Exercise details> Without changing a character, return the entries, but not the images they hold.

Extracted records>
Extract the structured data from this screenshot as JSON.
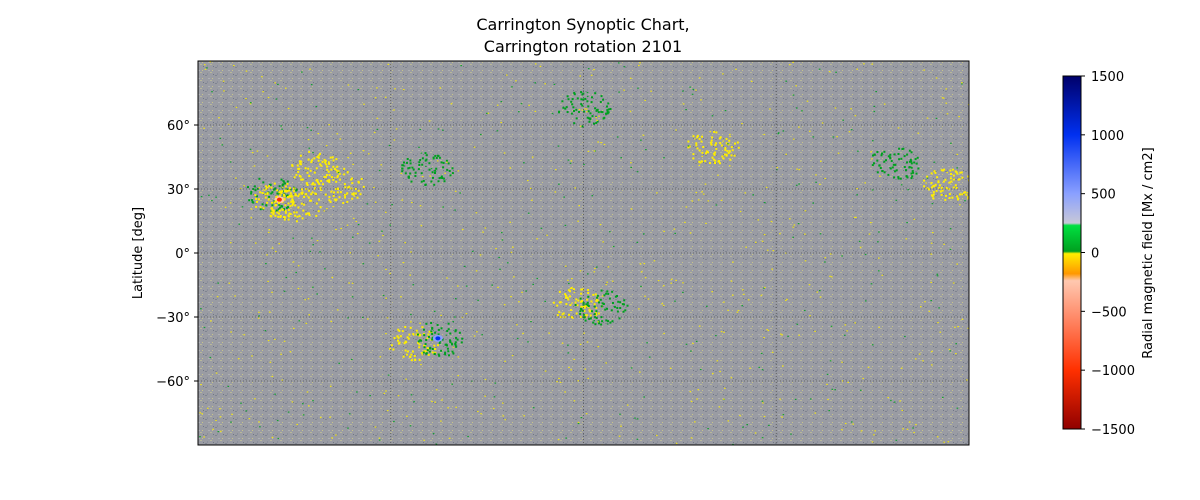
{
  "chart_data": {
    "type": "heatmap",
    "title_line1": "Carrington Synoptic Chart,",
    "title_line2": "Carrington rotation 2101",
    "ylabel": "Latitude [deg]",
    "xlabel": "",
    "yticks": [
      {
        "value": 60,
        "label": "60°"
      },
      {
        "value": 30,
        "label": "30°"
      },
      {
        "value": 0,
        "label": "0°"
      },
      {
        "value": -30,
        "label": "−30°"
      },
      {
        "value": -60,
        "label": "−60°"
      }
    ],
    "ylim": [
      -90,
      90
    ],
    "xlim": [
      0,
      360
    ],
    "grid": true,
    "grid_longitudes": [
      90,
      180,
      270
    ],
    "background_color": "#9a9ca3",
    "colorbar": {
      "label": "Radial magnetic field [Mx / cm2]",
      "range": [
        -1500,
        1500
      ],
      "ticks": [
        {
          "value": 1500,
          "label": "1500"
        },
        {
          "value": 1000,
          "label": "1000"
        },
        {
          "value": 500,
          "label": "500"
        },
        {
          "value": 0,
          "label": "0"
        },
        {
          "value": -500,
          "label": "−500"
        },
        {
          "value": -1000,
          "label": "−1000"
        },
        {
          "value": -1500,
          "label": "−1500"
        }
      ],
      "stops": [
        {
          "value": 1500,
          "color": "#00006a"
        },
        {
          "value": 1000,
          "color": "#0030f0"
        },
        {
          "value": 500,
          "color": "#8aa0ff"
        },
        {
          "value": 250,
          "color": "#c8c8d8"
        },
        {
          "value": 230,
          "color": "#00e040"
        },
        {
          "value": 10,
          "color": "#00a020"
        },
        {
          "value": -10,
          "color": "#ffee00"
        },
        {
          "value": -180,
          "color": "#ff9800"
        },
        {
          "value": -240,
          "color": "#ffc8b0"
        },
        {
          "value": -1000,
          "color": "#ff3000"
        },
        {
          "value": -1500,
          "color": "#900000"
        }
      ]
    },
    "regions": [
      {
        "lon": 34,
        "lat": 28,
        "polarity": "positive",
        "strength": 300
      },
      {
        "lon": 38,
        "lat": 25,
        "polarity": "negative",
        "strength": 1500
      },
      {
        "lon": 46,
        "lat": 23,
        "polarity": "negative",
        "strength": 300
      },
      {
        "lon": 55,
        "lat": 40,
        "polarity": "negative",
        "strength": 250
      },
      {
        "lon": 65,
        "lat": 32,
        "polarity": "negative",
        "strength": 200
      },
      {
        "lon": 100,
        "lat": -42,
        "polarity": "negative",
        "strength": 300
      },
      {
        "lon": 112,
        "lat": -40,
        "polarity": "positive",
        "strength": 1200
      },
      {
        "lon": 176,
        "lat": -24,
        "polarity": "negative",
        "strength": 300
      },
      {
        "lon": 188,
        "lat": -25,
        "polarity": "positive",
        "strength": 300
      },
      {
        "lon": 107,
        "lat": 40,
        "polarity": "positive",
        "strength": 200
      },
      {
        "lon": 180,
        "lat": 68,
        "polarity": "positive",
        "strength": 200
      },
      {
        "lon": 240,
        "lat": 50,
        "polarity": "negative",
        "strength": 250
      },
      {
        "lon": 325,
        "lat": 42,
        "polarity": "positive",
        "strength": 200
      },
      {
        "lon": 350,
        "lat": 32,
        "polarity": "negative",
        "strength": 250
      }
    ]
  }
}
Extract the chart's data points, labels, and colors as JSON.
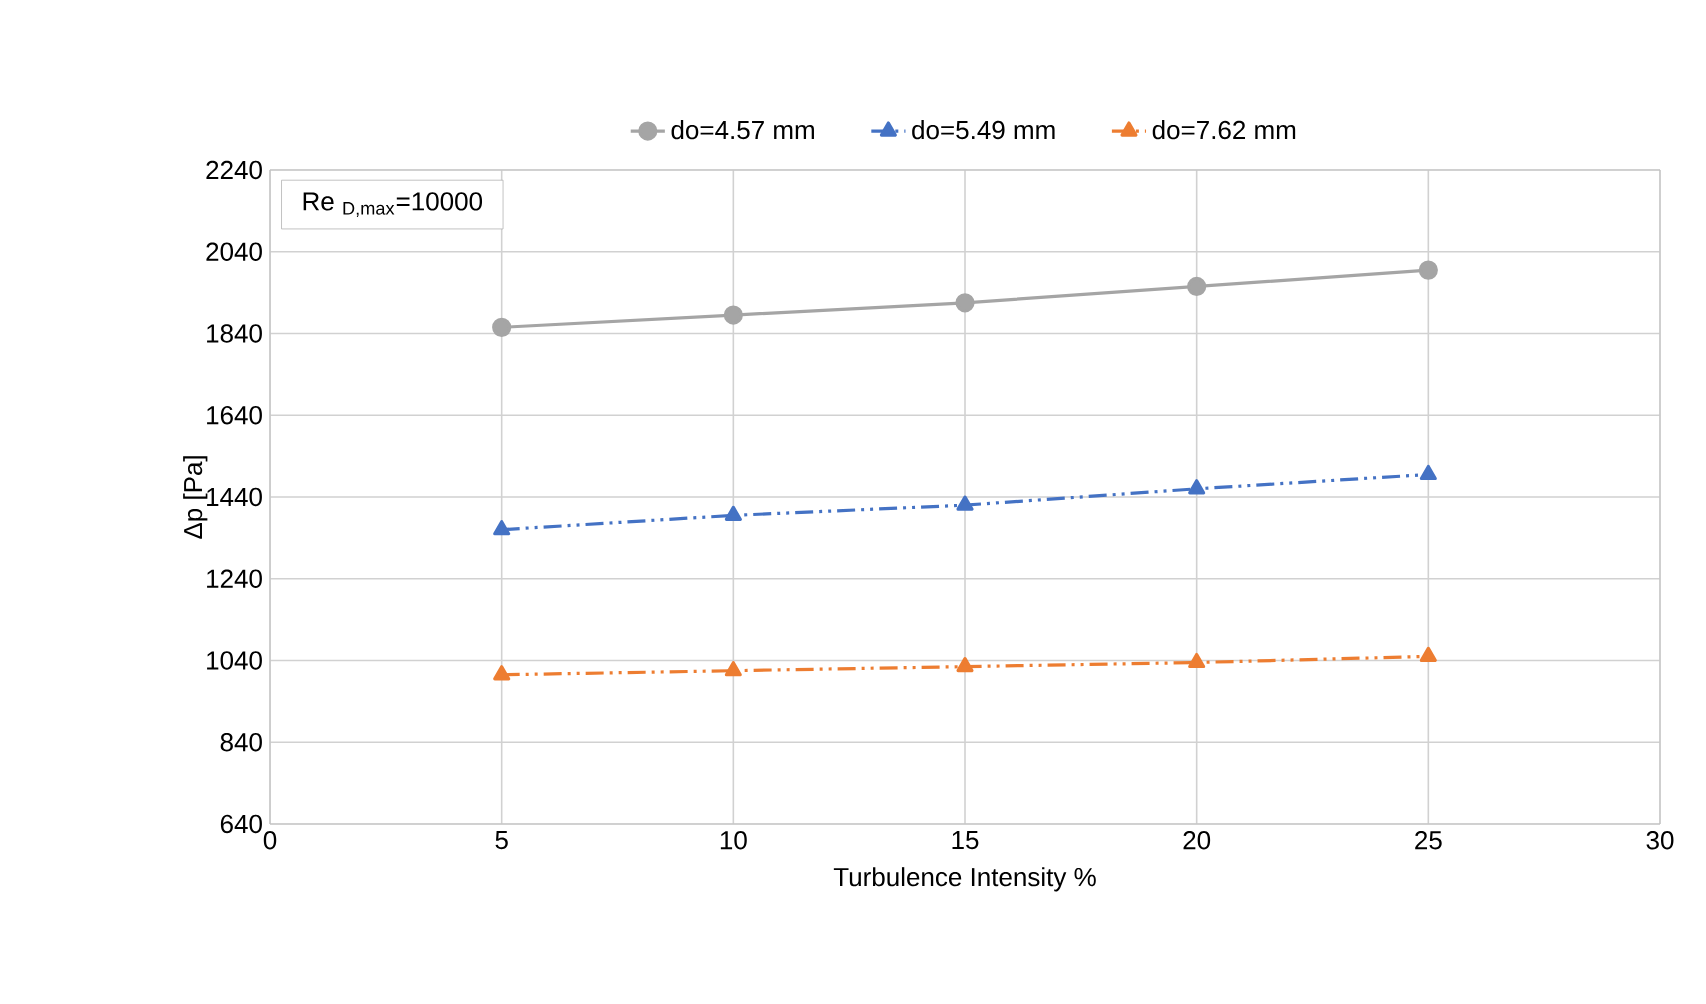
{
  "chart_data": {
    "type": "line",
    "xlabel": "Turbulence Intensity %",
    "ylabel": "Δp [Pa]",
    "annotations": [
      "Re $_{D,max}$=10000"
    ],
    "x": [
      5,
      10,
      15,
      20,
      25
    ],
    "series": [
      {
        "name": "do=4.57 mm",
        "color": "#a5a5a5",
        "marker": "circle",
        "line_style": "solid",
        "values": [
          1855,
          1885,
          1915,
          1955,
          1995
        ]
      },
      {
        "name": "do=5.49 mm",
        "color": "#4472c4",
        "marker": "triangle",
        "line_style": "dashed",
        "values": [
          1360,
          1395,
          1420,
          1460,
          1495
        ]
      },
      {
        "name": "do=7.62 mm",
        "color": "#ed7d31",
        "marker": "triangle",
        "line_style": "dashed",
        "values": [
          1005,
          1015,
          1025,
          1035,
          1050
        ]
      }
    ],
    "xlim": [
      0,
      30
    ],
    "xticks": [
      0,
      5,
      10,
      15,
      20,
      25,
      30
    ],
    "ylim": [
      640,
      2240
    ],
    "yticks": [
      640,
      840,
      1040,
      1240,
      1440,
      1640,
      1840,
      2040,
      2240
    ],
    "grid": true,
    "legend": "top"
  }
}
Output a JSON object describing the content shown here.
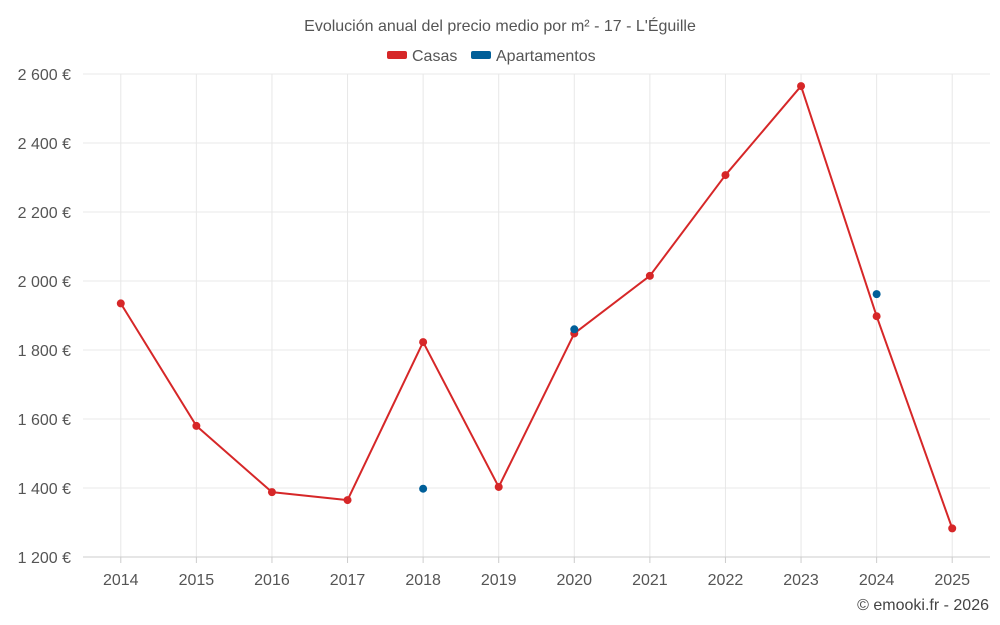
{
  "chart_data": {
    "type": "line",
    "title": "Evolución anual del precio medio por m² - 17 - L'Éguille",
    "categories": [
      "2014",
      "2015",
      "2016",
      "2017",
      "2018",
      "2019",
      "2020",
      "2021",
      "2022",
      "2023",
      "2024",
      "2025"
    ],
    "series": [
      {
        "name": "Casas",
        "color": "#d62728",
        "style": "line-with-markers",
        "values": [
          1935,
          1580,
          1388,
          1365,
          1823,
          1403,
          1848,
          2015,
          2307,
          2565,
          1898,
          1283
        ]
      },
      {
        "name": "Apartamentos",
        "color": "#005f99",
        "style": "markers-only",
        "values": [
          null,
          null,
          null,
          null,
          1398,
          null,
          1860,
          null,
          null,
          null,
          1962,
          null
        ]
      }
    ],
    "ylim": [
      1200,
      2600
    ],
    "yticks": [
      1200,
      1400,
      1600,
      1800,
      2000,
      2200,
      2400,
      2600
    ],
    "ytick_labels": [
      "1 200 €",
      "1 400 €",
      "1 600 €",
      "1 800 €",
      "2 000 €",
      "2 200 €",
      "2 400 €",
      "2 600 €"
    ],
    "xlabel": "",
    "ylabel": "",
    "grid": true,
    "legend_position": "top-center"
  },
  "credit": "© emooki.fr - 2026"
}
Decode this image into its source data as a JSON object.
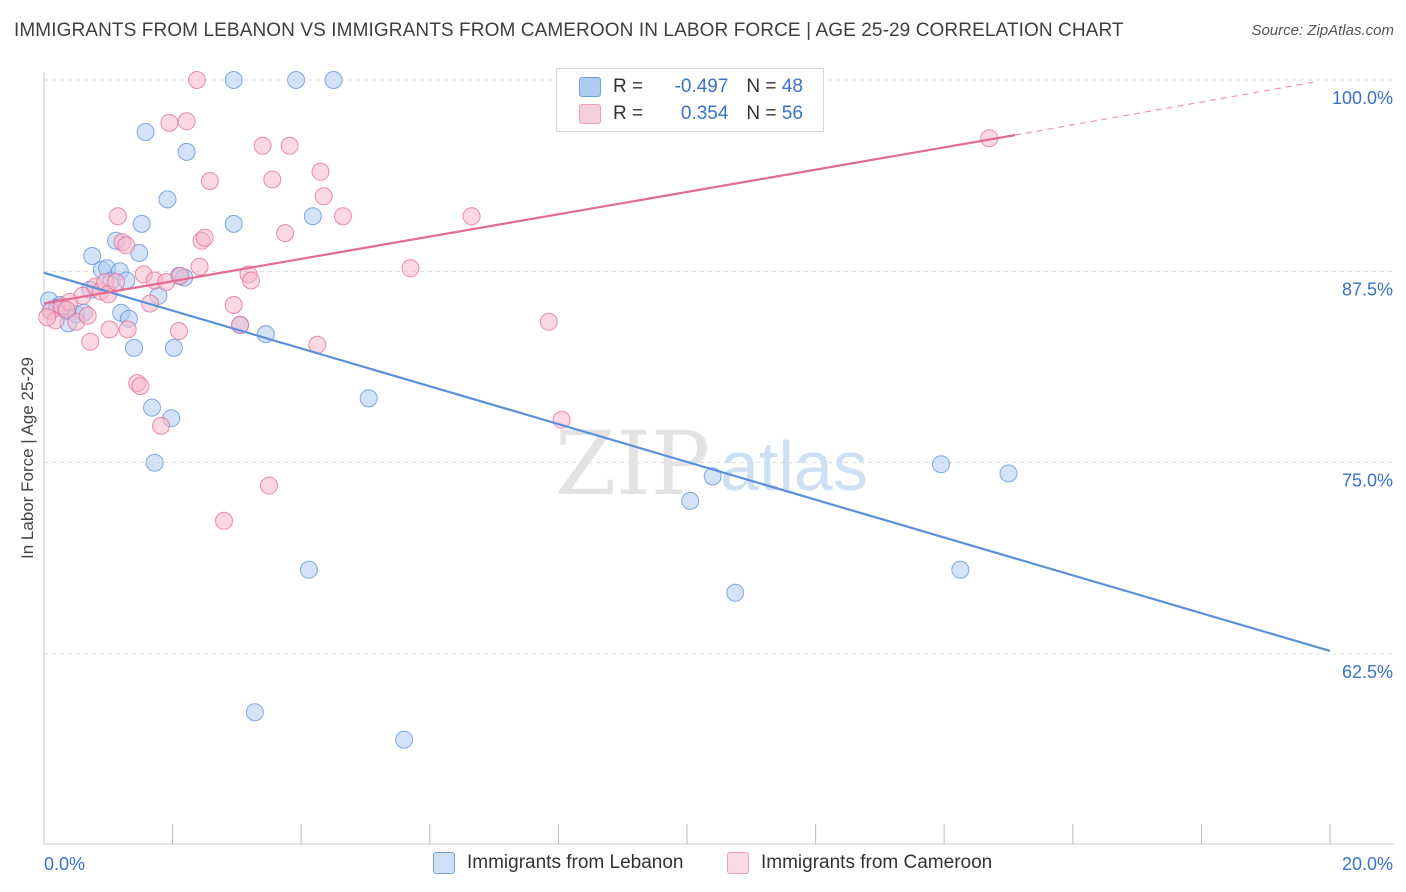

Solution to the problem>
Extract the structured data from this screenshot as JSON.
{
  "chart_data": {
    "type": "heatmap",
    "title_line1": "Carrington Synoptic Chart,",
    "title_line2": "Carrington rotation 2101",
    "ylabel": "Latitude [deg]",
    "xlabel": "",
    "yticks": [
      {
        "value": 60,
        "label": "60°"
      },
      {
        "value": 30,
        "label": "30°"
      },
      {
        "value": 0,
        "label": "0°"
      },
      {
        "value": -30,
        "label": "−30°"
      },
      {
        "value": -60,
        "label": "−60°"
      }
    ],
    "ylim": [
      -90,
      90
    ],
    "xlim": [
      0,
      360
    ],
    "grid": true,
    "grid_longitudes": [
      90,
      180,
      270
    ],
    "background_color": "#9a9ca3",
    "colorbar": {
      "label": "Radial magnetic field [Mx / cm2]",
      "range": [
        -1500,
        1500
      ],
      "ticks": [
        {
          "value": 1500,
          "label": "1500"
        },
        {
          "value": 1000,
          "label": "1000"
        },
        {
          "value": 500,
          "label": "500"
        },
        {
          "value": 0,
          "label": "0"
        },
        {
          "value": -500,
          "label": "−500"
        },
        {
          "value": -1000,
          "label": "−1000"
        },
        {
          "value": -1500,
          "label": "−1500"
        }
      ],
      "stops": [
        {
          "value": 1500,
          "color": "#00006a"
        },
        {
          "value": 1000,
          "color": "#0030f0"
        },
        {
          "value": 500,
          "color": "#8aa0ff"
        },
        {
          "value": 250,
          "color": "#c8c8d8"
        },
        {
          "value": 230,
          "color": "#00e040"
        },
        {
          "value": 10,
          "color": "#00a020"
        },
        {
          "value": -10,
          "color": "#ffee00"
        },
        {
          "value": -180,
          "color": "#ff9800"
        },
        {
          "value": -240,
          "color": "#ffc8b0"
        },
        {
          "value": -1000,
          "color": "#ff3000"
        },
        {
          "value": -1500,
          "color": "#900000"
        }
      ]
    },
    "regions": [
      {
        "lon": 34,
        "lat": 28,
        "polarity": "positive",
        "strength": 300
      },
      {
        "lon": 38,
        "lat": 25,
        "polarity": "negative",
        "strength": 1500
      },
      {
        "lon": 46,
        "lat": 23,
        "polarity": "negative",
        "strength": 300
      },
      {
        "lon": 55,
        "lat": 40,
        "polarity": "negative",
        "strength": 250
      },
      {
        "lon": 65,
        "lat": 32,
        "polarity": "negative",
        "strength": 200
      },
      {
        "lon": 100,
        "lat": -42,
        "polarity": "negative",
        "strength": 300
      },
      {
        "lon": 112,
        "lat": -40,
        "polarity": "positive",
        "strength": 1200
      },
      {
        "lon": 176,
        "lat": -24,
        "polarity": "negative",
        "strength": 300
      },
      {
        "lon": 188,
        "lat": -25,
        "polarity": "positive",
        "strength": 300
      },
      {
        "lon": 107,
        "lat": 40,
        "polarity": "positive",
        "strength": 200
      },
      {
        "lon": 180,
        "lat": 68,
        "polarity": "positive",
        "strength": 200
      },
      {
        "lon": 240,
        "lat": 50,
        "polarity": "negative",
        "strength": 250
      },
      {
        "lon": 325,
        "lat": 42,
        "polarity": "positive",
        "strength": 200
      },
      {
        "lon": 350,
        "lat": 32,
        "polarity": "negative",
        "strength": 250
      }
    ]
  }
}
Extract the chart's data points, labels, and colors as JSON.
{
  "chart_data": {
    "type": "line",
    "xlabel": "Turbulence Intensity %",
    "ylabel": "Δp [Pa]",
    "annotations": [
      "Re $_{D,max}$=10000"
    ],
    "x": [
      5,
      10,
      15,
      20,
      25
    ],
    "series": [
      {
        "name": "do=4.57 mm",
        "color": "#a5a5a5",
        "marker": "circle",
        "line_style": "solid",
        "values": [
          1855,
          1885,
          1915,
          1955,
          1995
        ]
      },
      {
        "name": "do=5.49 mm",
        "color": "#4472c4",
        "marker": "triangle",
        "line_style": "dashed",
        "values": [
          1360,
          1395,
          1420,
          1460,
          1495
        ]
      },
      {
        "name": "do=7.62 mm",
        "color": "#ed7d31",
        "marker": "triangle",
        "line_style": "dashed",
        "values": [
          1005,
          1015,
          1025,
          1035,
          1050
        ]
      }
    ],
    "xlim": [
      0,
      30
    ],
    "xticks": [
      0,
      5,
      10,
      15,
      20,
      25,
      30
    ],
    "ylim": [
      640,
      2240
    ],
    "yticks": [
      640,
      840,
      1040,
      1240,
      1440,
      1640,
      1840,
      2040,
      2240
    ],
    "grid": true,
    "legend": "top"
  }
}
Output a JSON object describing the content shown here.
{
  "chart_data": {
    "type": "line",
    "title": "Evolución anual del precio medio por m² - 17 - L'Éguille",
    "categories": [
      "2014",
      "2015",
      "2016",
      "2017",
      "2018",
      "2019",
      "2020",
      "2021",
      "2022",
      "2023",
      "2024",
      "2025"
    ],
    "series": [
      {
        "name": "Casas",
        "color": "#d62728",
        "style": "line-with-markers",
        "values": [
          1935,
          1580,
          1388,
          1365,
          1823,
          1403,
          1848,
          2015,
          2307,
          2565,
          1898,
          1283
        ]
      },
      {
        "name": "Apartamentos",
        "color": "#005f99",
        "style": "markers-only",
        "values": [
          null,
          null,
          null,
          null,
          1398,
          null,
          1860,
          null,
          null,
          null,
          1962,
          null
        ]
      }
    ],
    "ylim": [
      1200,
      2600
    ],
    "yticks": [
      1200,
      1400,
      1600,
      1800,
      2000,
      2200,
      2400,
      2600
    ],
    "ytick_labels": [
      "1 200 €",
      "1 400 €",
      "1 600 €",
      "1 800 €",
      "2 000 €",
      "2 200 €",
      "2 400 €",
      "2 600 €"
    ],
    "xlabel": "",
    "ylabel": "",
    "grid": true,
    "legend_position": "top-center"
  },
  "credit": "© emooki.fr - 2026"
}
Decode this image into its source data as a JSON object.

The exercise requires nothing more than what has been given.